| GIVEN ENTRIES |

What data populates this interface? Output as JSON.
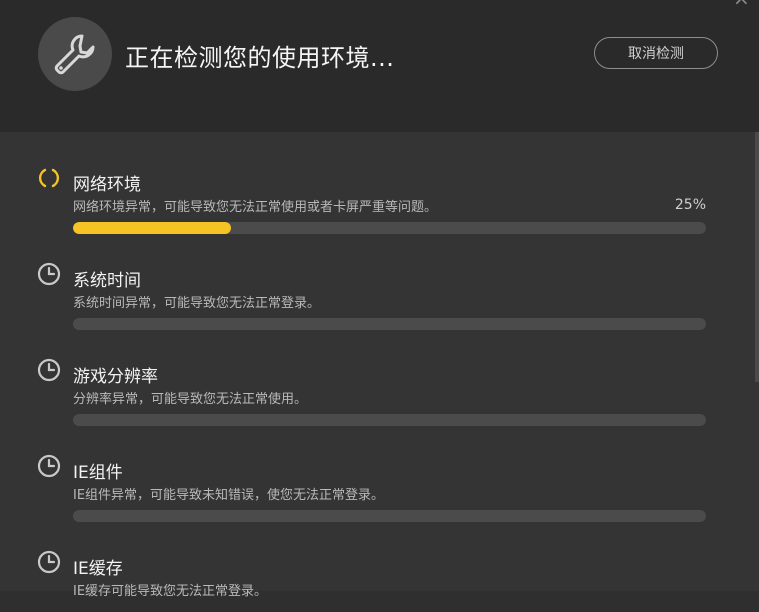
{
  "header": {
    "title": "正在检测您的使用环境...",
    "cancel_label": "取消检测",
    "close_glyph": "×"
  },
  "items": [
    {
      "name": "网络环境",
      "desc": "网络环境异常，可能导致您无法正常使用或者卡屏严重等问题。",
      "status": "checking",
      "progress_label": "25%",
      "progress": 0.25
    },
    {
      "name": "系统时间",
      "desc": "系统时间异常，可能导致您无法正常登录。",
      "status": "pending",
      "progress": 0
    },
    {
      "name": "游戏分辨率",
      "desc": "分辨率异常，可能导致您无法正常使用。",
      "status": "pending",
      "progress": 0
    },
    {
      "name": "IE组件",
      "desc": "IE组件异常，可能导致未知错误，使您无法正常登录。",
      "status": "pending",
      "progress": 0
    },
    {
      "name": "IE缓存",
      "desc": "IE缓存可能导致您无法正常登录。",
      "status": "pending",
      "progress": 0
    }
  ],
  "colors": {
    "accent": "#f6c324",
    "track": "#4b4b4b",
    "header_bg": "#2a2a2a",
    "list_bg": "#343434"
  }
}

| EXERCISE INSTRUCTIONS |
Skip the pictures, then retype every line above exactly.

| SOLUTION BELOW |
What data populates this interface? Output as JSON.
{
  "header": {
    "title": "正在检测您的使用环境...",
    "cancel_label": "取消检测",
    "close_glyph": "×"
  },
  "items": [
    {
      "name": "网络环境",
      "desc": "网络环境异常，可能导致您无法正常使用或者卡屏严重等问题。",
      "status": "checking",
      "progress_label": "25%",
      "progress": 0.25
    },
    {
      "name": "系统时间",
      "desc": "系统时间异常，可能导致您无法正常登录。",
      "status": "pending",
      "progress": 0
    },
    {
      "name": "游戏分辨率",
      "desc": "分辨率异常，可能导致您无法正常使用。",
      "status": "pending",
      "progress": 0
    },
    {
      "name": "IE组件",
      "desc": "IE组件异常，可能导致未知错误，使您无法正常登录。",
      "status": "pending",
      "progress": 0
    },
    {
      "name": "IE缓存",
      "desc": "IE缓存可能导致您无法正常登录。",
      "status": "pending",
      "progress": 0
    }
  ],
  "colors": {
    "accent": "#f6c324",
    "track": "#4b4b4b",
    "header_bg": "#2a2a2a",
    "list_bg": "#343434"
  }
}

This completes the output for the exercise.